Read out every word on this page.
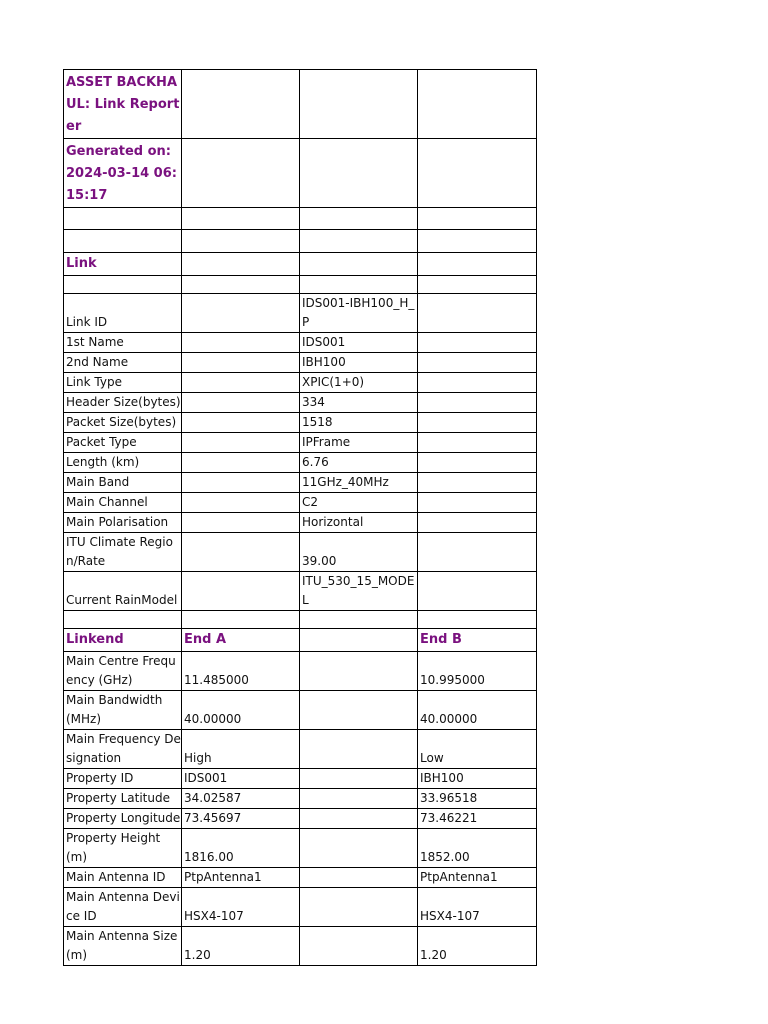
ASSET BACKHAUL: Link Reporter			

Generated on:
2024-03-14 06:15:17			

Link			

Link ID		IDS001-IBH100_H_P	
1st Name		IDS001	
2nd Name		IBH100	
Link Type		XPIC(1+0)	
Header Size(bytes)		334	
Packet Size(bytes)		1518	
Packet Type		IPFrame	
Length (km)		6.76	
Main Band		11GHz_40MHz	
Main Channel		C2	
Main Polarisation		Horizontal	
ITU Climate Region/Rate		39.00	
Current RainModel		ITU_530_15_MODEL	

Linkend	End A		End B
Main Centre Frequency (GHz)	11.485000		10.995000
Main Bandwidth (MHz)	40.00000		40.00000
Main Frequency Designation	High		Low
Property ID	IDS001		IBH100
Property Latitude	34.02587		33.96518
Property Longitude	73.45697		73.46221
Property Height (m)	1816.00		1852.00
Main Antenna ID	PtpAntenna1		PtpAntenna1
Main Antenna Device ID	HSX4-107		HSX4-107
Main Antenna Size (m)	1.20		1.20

===

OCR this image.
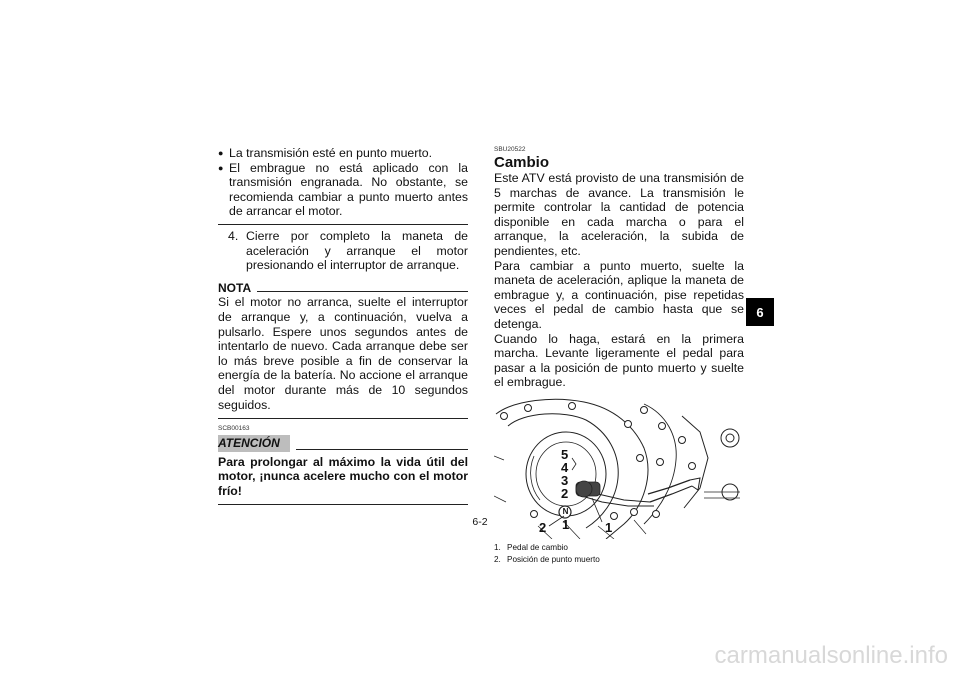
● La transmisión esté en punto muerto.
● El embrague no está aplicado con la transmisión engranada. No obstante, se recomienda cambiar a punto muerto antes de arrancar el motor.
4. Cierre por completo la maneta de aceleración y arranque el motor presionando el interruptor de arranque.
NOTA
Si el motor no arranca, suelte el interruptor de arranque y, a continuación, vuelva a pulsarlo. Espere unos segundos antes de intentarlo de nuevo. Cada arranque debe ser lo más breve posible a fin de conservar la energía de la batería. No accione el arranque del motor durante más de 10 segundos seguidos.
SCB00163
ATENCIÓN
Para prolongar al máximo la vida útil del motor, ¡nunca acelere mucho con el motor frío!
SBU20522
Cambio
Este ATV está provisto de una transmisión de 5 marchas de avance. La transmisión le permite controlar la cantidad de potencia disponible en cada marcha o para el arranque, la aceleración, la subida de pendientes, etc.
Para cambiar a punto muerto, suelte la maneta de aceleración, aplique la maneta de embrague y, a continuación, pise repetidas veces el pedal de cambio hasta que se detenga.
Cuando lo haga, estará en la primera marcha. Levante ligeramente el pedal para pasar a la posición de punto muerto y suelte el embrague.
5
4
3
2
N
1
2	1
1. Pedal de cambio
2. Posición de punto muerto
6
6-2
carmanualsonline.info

===

## TASK STATEMENT
How many lines of the listing above include the word "Frequency"? Reply with the number alone.

## THE REPLY
2